>> Begin DATA FOR PROCESSING

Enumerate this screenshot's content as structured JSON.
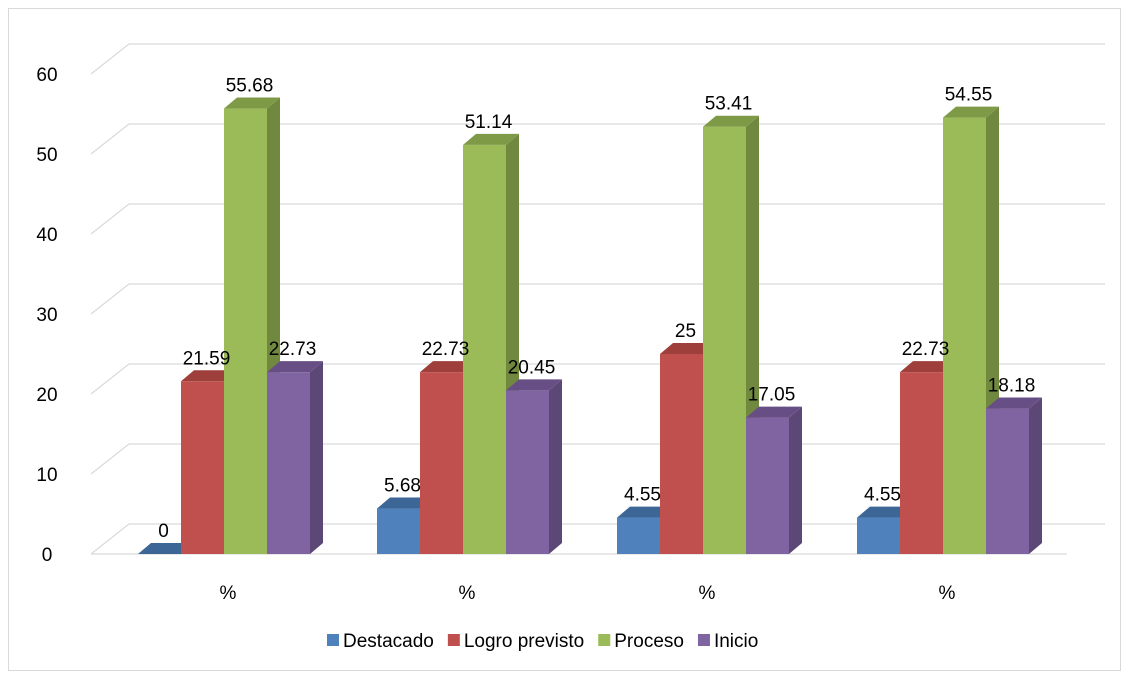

>> End DATA FOR PROCESSING
>> Begin DATA FOR PROCESSING

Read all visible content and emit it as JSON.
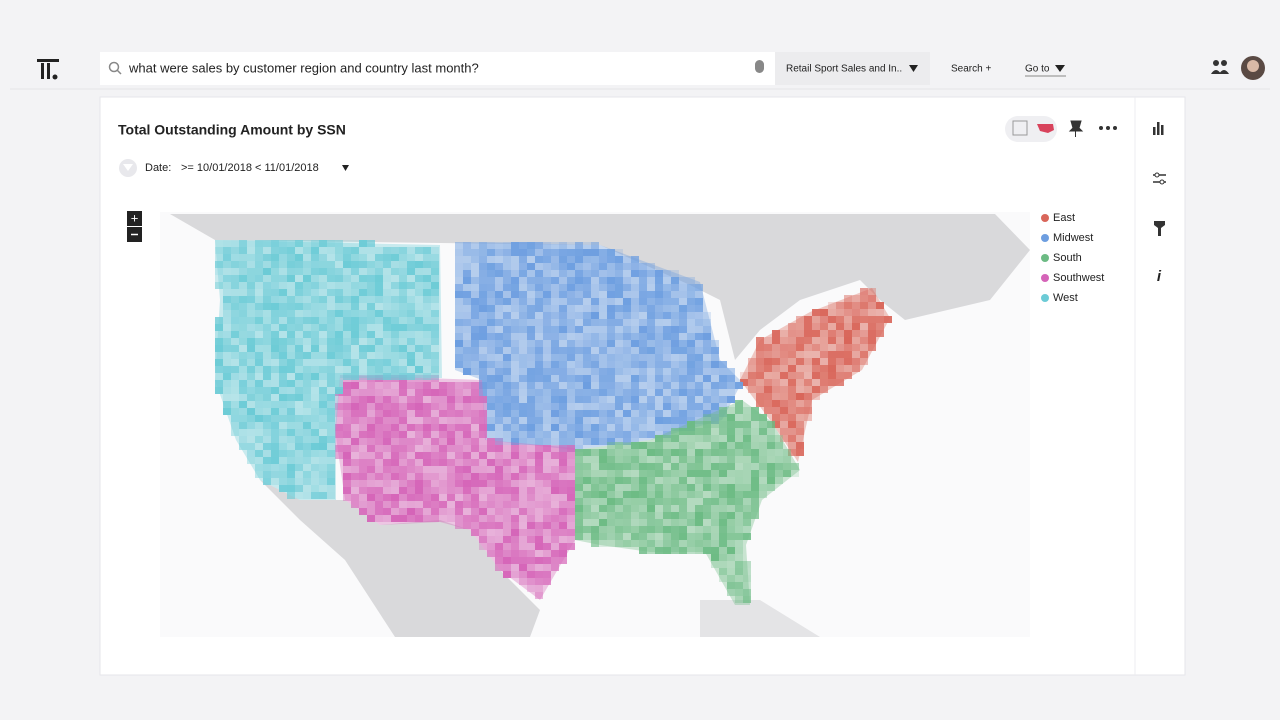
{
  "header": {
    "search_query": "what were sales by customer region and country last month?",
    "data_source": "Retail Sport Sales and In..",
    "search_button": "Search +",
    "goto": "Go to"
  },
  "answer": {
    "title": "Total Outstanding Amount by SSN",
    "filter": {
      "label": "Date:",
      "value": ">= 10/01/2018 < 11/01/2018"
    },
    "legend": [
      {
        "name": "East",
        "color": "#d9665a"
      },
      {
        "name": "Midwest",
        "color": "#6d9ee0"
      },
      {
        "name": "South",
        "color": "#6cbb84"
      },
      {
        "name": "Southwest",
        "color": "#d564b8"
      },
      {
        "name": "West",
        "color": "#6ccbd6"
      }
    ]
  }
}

>> End DATA FOR PROCESSING
>> Begin DATA FOR PROCESSING

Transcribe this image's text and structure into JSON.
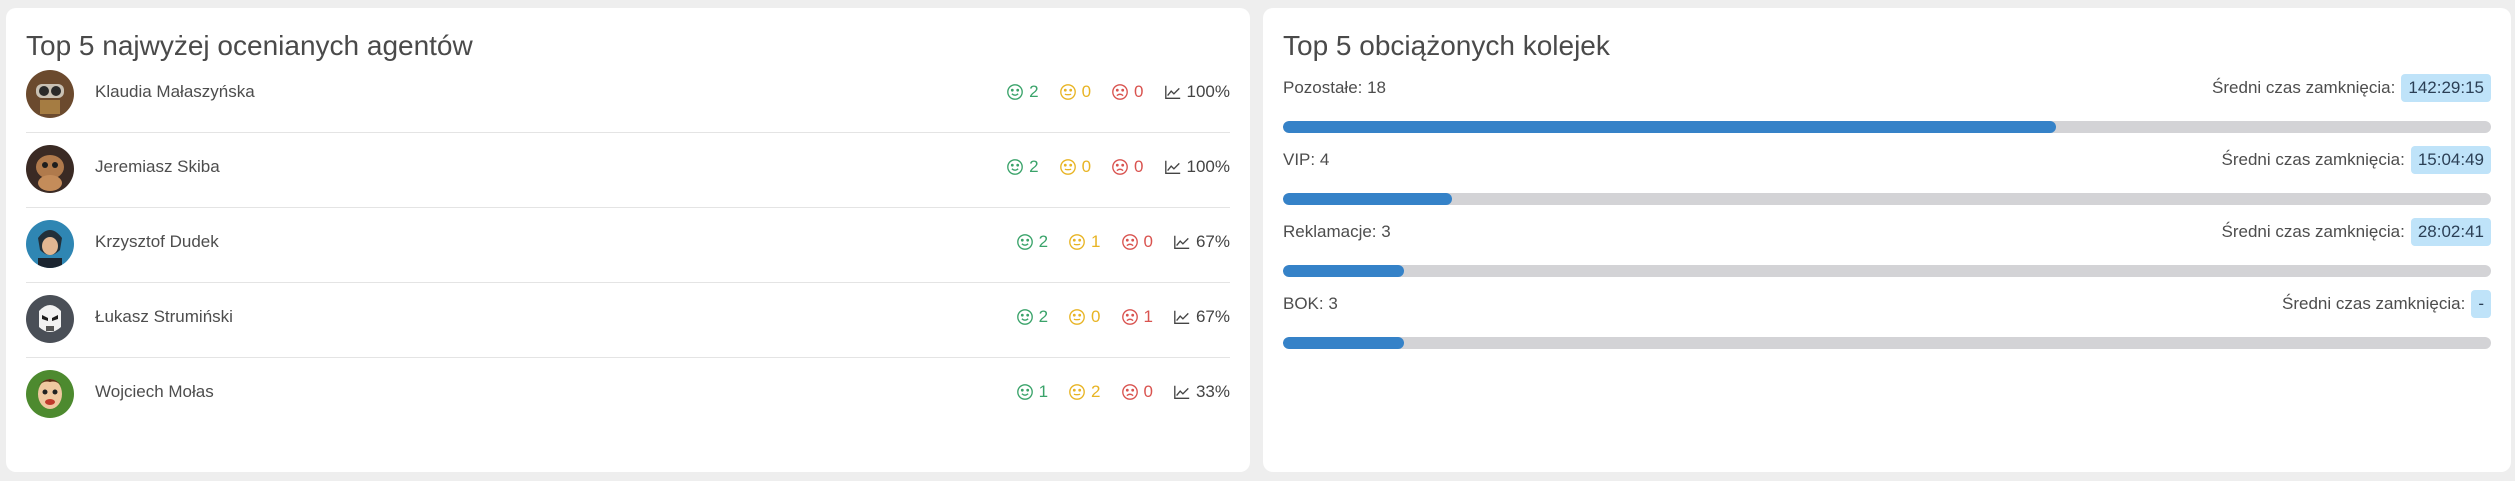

>> End DATA FOR PROCESSING

**AIM OF THE TASK**
Go through the material and copy out every line with "this" in it.

**RESULT OF THE TASK**
Enumerate this screenshot's content as structured JSON.
Transcribe this image's text and structure into JSON.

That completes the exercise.